Copy all of the material below exactly.

Dataset rows about figures
= = = = =
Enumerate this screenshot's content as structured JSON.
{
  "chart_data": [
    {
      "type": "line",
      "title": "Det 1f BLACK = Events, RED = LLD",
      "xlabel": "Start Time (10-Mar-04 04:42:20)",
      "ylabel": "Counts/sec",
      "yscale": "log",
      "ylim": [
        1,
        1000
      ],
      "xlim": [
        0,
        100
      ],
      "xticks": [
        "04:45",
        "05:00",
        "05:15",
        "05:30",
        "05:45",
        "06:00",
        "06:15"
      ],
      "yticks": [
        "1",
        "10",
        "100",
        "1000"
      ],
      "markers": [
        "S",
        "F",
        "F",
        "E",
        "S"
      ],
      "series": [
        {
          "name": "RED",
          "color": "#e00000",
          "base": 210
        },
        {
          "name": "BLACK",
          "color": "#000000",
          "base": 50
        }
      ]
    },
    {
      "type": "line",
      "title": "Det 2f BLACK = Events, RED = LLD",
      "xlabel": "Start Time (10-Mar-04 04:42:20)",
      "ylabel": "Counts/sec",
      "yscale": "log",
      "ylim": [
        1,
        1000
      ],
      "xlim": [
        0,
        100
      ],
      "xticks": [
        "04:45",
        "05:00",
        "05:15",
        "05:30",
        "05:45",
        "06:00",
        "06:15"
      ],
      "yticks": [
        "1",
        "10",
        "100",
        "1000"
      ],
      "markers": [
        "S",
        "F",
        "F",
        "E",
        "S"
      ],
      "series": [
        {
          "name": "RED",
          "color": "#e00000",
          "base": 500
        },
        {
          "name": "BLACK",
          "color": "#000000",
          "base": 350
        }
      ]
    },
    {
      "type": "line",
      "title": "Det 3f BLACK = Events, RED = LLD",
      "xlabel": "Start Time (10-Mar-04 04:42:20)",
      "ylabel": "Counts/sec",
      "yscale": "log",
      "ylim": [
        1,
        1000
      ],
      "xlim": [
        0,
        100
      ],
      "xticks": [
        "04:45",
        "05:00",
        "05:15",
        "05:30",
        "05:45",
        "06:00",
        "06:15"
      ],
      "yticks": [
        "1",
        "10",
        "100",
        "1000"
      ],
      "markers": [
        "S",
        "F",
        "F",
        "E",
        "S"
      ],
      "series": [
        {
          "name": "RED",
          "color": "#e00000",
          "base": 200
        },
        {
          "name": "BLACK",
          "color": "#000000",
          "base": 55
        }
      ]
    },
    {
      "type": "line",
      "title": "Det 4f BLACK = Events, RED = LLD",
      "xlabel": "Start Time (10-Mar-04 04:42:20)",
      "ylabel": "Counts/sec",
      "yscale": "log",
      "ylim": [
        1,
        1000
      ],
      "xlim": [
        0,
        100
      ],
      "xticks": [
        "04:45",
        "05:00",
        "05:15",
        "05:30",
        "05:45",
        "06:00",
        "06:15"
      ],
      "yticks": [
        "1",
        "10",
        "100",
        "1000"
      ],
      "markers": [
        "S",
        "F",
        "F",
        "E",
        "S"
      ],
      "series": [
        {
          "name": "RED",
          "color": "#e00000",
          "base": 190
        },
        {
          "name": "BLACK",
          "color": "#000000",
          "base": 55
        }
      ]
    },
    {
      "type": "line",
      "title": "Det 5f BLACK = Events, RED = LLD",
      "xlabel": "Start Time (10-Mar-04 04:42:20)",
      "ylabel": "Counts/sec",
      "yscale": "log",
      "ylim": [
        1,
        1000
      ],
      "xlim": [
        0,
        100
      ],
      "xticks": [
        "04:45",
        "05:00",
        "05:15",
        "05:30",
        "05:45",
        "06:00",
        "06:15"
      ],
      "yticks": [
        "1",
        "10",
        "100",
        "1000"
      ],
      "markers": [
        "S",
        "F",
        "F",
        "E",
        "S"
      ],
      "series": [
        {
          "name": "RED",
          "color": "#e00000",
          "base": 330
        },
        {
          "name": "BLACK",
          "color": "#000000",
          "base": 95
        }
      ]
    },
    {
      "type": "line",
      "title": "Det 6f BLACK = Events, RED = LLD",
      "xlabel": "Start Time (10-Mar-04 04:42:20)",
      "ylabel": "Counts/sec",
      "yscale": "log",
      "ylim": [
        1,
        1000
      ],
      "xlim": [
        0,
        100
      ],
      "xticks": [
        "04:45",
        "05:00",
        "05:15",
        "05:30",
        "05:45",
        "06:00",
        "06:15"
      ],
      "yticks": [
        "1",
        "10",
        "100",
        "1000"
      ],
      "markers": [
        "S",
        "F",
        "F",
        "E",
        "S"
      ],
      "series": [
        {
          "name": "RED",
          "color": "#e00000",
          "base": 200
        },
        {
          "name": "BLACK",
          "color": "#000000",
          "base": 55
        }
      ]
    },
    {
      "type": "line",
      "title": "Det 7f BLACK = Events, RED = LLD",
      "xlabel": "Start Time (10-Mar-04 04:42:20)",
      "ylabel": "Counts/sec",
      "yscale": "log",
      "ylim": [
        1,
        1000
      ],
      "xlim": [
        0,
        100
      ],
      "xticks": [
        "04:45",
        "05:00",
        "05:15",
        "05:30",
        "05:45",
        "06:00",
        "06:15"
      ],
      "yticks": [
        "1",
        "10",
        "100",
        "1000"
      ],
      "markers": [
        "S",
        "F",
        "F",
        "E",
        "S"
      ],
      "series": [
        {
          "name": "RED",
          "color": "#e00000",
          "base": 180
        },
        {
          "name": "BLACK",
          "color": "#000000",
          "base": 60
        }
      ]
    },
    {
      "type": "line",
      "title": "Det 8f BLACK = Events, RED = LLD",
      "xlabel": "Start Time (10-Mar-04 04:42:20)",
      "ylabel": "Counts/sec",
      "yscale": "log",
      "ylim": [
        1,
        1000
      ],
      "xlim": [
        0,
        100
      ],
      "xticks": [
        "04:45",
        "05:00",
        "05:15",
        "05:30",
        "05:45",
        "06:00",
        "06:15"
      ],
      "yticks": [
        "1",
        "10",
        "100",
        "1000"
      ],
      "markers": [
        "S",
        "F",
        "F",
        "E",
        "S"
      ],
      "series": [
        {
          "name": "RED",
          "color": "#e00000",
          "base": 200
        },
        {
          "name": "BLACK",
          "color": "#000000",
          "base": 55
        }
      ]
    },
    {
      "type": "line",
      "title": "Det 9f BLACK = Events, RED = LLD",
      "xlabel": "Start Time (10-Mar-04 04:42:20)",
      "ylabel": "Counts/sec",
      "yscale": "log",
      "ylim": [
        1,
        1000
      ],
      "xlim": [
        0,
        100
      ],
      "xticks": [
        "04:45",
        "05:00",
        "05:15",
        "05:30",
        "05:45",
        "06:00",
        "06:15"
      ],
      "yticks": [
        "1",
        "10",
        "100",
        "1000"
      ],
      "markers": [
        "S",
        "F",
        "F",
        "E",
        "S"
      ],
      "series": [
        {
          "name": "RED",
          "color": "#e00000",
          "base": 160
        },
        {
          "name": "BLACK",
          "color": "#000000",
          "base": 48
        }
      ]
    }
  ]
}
= = = = =
→ **SOLVED EXERCISE**:
Enumerate this screenshot's content as structured JSON.
{
  "chart_data": [
    {
      "type": "line",
      "title": "Det 1f BLACK = Events, RED = LLD",
      "xlabel": "Start Time (10-Mar-04 04:42:20)",
      "ylabel": "Counts/sec",
      "yscale": "log",
      "ylim": [
        1,
        1000
      ],
      "xlim": [
        0,
        100
      ],
      "xticks": [
        "04:45",
        "05:00",
        "05:15",
        "05:30",
        "05:45",
        "06:00",
        "06:15"
      ],
      "yticks": [
        "1",
        "10",
        "100",
        "1000"
      ],
      "markers": [
        "S",
        "F",
        "F",
        "E",
        "S"
      ],
      "series": [
        {
          "name": "RED",
          "color": "#e00000",
          "base": 210
        },
        {
          "name": "BLACK",
          "color": "#000000",
          "base": 50
        }
      ]
    },
    {
      "type": "line",
      "title": "Det 2f BLACK = Events, RED = LLD",
      "xlabel": "Start Time (10-Mar-04 04:42:20)",
      "ylabel": "Counts/sec",
      "yscale": "log",
      "ylim": [
        1,
        1000
      ],
      "xlim": [
        0,
        100
      ],
      "xticks": [
        "04:45",
        "05:00",
        "05:15",
        "05:30",
        "05:45",
        "06:00",
        "06:15"
      ],
      "yticks": [
        "1",
        "10",
        "100",
        "1000"
      ],
      "markers": [
        "S",
        "F",
        "F",
        "E",
        "S"
      ],
      "series": [
        {
          "name": "RED",
          "color": "#e00000",
          "base": 500
        },
        {
          "name": "BLACK",
          "color": "#000000",
          "base": 350
        }
      ]
    },
    {
      "type": "line",
      "title": "Det 3f BLACK = Events, RED = LLD",
      "xlabel": "Start Time (10-Mar-04 04:42:20)",
      "ylabel": "Counts/sec",
      "yscale": "log",
      "ylim": [
        1,
        1000
      ],
      "xlim": [
        0,
        100
      ],
      "xticks": [
        "04:45",
        "05:00",
        "05:15",
        "05:30",
        "05:45",
        "06:00",
        "06:15"
      ],
      "yticks": [
        "1",
        "10",
        "100",
        "1000"
      ],
      "markers": [
        "S",
        "F",
        "F",
        "E",
        "S"
      ],
      "series": [
        {
          "name": "RED",
          "color": "#e00000",
          "base": 200
        },
        {
          "name": "BLACK",
          "color": "#000000",
          "base": 55
        }
      ]
    },
    {
      "type": "line",
      "title": "Det 4f BLACK = Events, RED = LLD",
      "xlabel": "Start Time (10-Mar-04 04:42:20)",
      "ylabel": "Counts/sec",
      "yscale": "log",
      "ylim": [
        1,
        1000
      ],
      "xlim": [
        0,
        100
      ],
      "xticks": [
        "04:45",
        "05:00",
        "05:15",
        "05:30",
        "05:45",
        "06:00",
        "06:15"
      ],
      "yticks": [
        "1",
        "10",
        "100",
        "1000"
      ],
      "markers": [
        "S",
        "F",
        "F",
        "E",
        "S"
      ],
      "series": [
        {
          "name": "RED",
          "color": "#e00000",
          "base": 190
        },
        {
          "name": "BLACK",
          "color": "#000000",
          "base": 55
        }
      ]
    },
    {
      "type": "line",
      "title": "Det 5f BLACK = Events, RED = LLD",
      "xlabel": "Start Time (10-Mar-04 04:42:20)",
      "ylabel": "Counts/sec",
      "yscale": "log",
      "ylim": [
        1,
        1000
      ],
      "xlim": [
        0,
        100
      ],
      "xticks": [
        "04:45",
        "05:00",
        "05:15",
        "05:30",
        "05:45",
        "06:00",
        "06:15"
      ],
      "yticks": [
        "1",
        "10",
        "100",
        "1000"
      ],
      "markers": [
        "S",
        "F",
        "F",
        "E",
        "S"
      ],
      "series": [
        {
          "name": "RED",
          "color": "#e00000",
          "base": 330
        },
        {
          "name": "BLACK",
          "color": "#000000",
          "base": 95
        }
      ]
    },
    {
      "type": "line",
      "title": "Det 6f BLACK = Events, RED = LLD",
      "xlabel": "Start Time (10-Mar-04 04:42:20)",
      "ylabel": "Counts/sec",
      "yscale": "log",
      "ylim": [
        1,
        1000
      ],
      "xlim": [
        0,
        100
      ],
      "xticks": [
        "04:45",
        "05:00",
        "05:15",
        "05:30",
        "05:45",
        "06:00",
        "06:15"
      ],
      "yticks": [
        "1",
        "10",
        "100",
        "1000"
      ],
      "markers": [
        "S",
        "F",
        "F",
        "E",
        "S"
      ],
      "series": [
        {
          "name": "RED",
          "color": "#e00000",
          "base": 200
        },
        {
          "name": "BLACK",
          "color": "#000000",
          "base": 55
        }
      ]
    },
    {
      "type": "line",
      "title": "Det 7f BLACK = Events, RED = LLD",
      "xlabel": "Start Time (10-Mar-04 04:42:20)",
      "ylabel": "Counts/sec",
      "yscale": "log",
      "ylim": [
        1,
        1000
      ],
      "xlim": [
        0,
        100
      ],
      "xticks": [
        "04:45",
        "05:00",
        "05:15",
        "05:30",
        "05:45",
        "06:00",
        "06:15"
      ],
      "yticks": [
        "1",
        "10",
        "100",
        "1000"
      ],
      "markers": [
        "S",
        "F",
        "F",
        "E",
        "S"
      ],
      "series": [
        {
          "name": "RED",
          "color": "#e00000",
          "base": 180
        },
        {
          "name": "BLACK",
          "color": "#000000",
          "base": 60
        }
      ]
    },
    {
      "type": "line",
      "title": "Det 8f BLACK = Events, RED = LLD",
      "xlabel": "Start Time (10-Mar-04 04:42:20)",
      "ylabel": "Counts/sec",
      "yscale": "log",
      "ylim": [
        1,
        1000
      ],
      "xlim": [
        0,
        100
      ],
      "xticks": [
        "04:45",
        "05:00",
        "05:15",
        "05:30",
        "05:45",
        "06:00",
        "06:15"
      ],
      "yticks": [
        "1",
        "10",
        "100",
        "1000"
      ],
      "markers": [
        "S",
        "F",
        "F",
        "E",
        "S"
      ],
      "series": [
        {
          "name": "RED",
          "color": "#e00000",
          "base": 200
        },
        {
          "name": "BLACK",
          "color": "#000000",
          "base": 55
        }
      ]
    },
    {
      "type": "line",
      "title": "Det 9f BLACK = Events, RED = LLD",
      "xlabel": "Start Time (10-Mar-04 04:42:20)",
      "ylabel": "Counts/sec",
      "yscale": "log",
      "ylim": [
        1,
        1000
      ],
      "xlim": [
        0,
        100
      ],
      "xticks": [
        "04:45",
        "05:00",
        "05:15",
        "05:30",
        "05:45",
        "06:00",
        "06:15"
      ],
      "yticks": [
        "1",
        "10",
        "100",
        "1000"
      ],
      "markers": [
        "S",
        "F",
        "F",
        "E",
        "S"
      ],
      "series": [
        {
          "name": "RED",
          "color": "#e00000",
          "base": 160
        },
        {
          "name": "BLACK",
          "color": "#000000",
          "base": 48
        }
      ]
    }
  ]
}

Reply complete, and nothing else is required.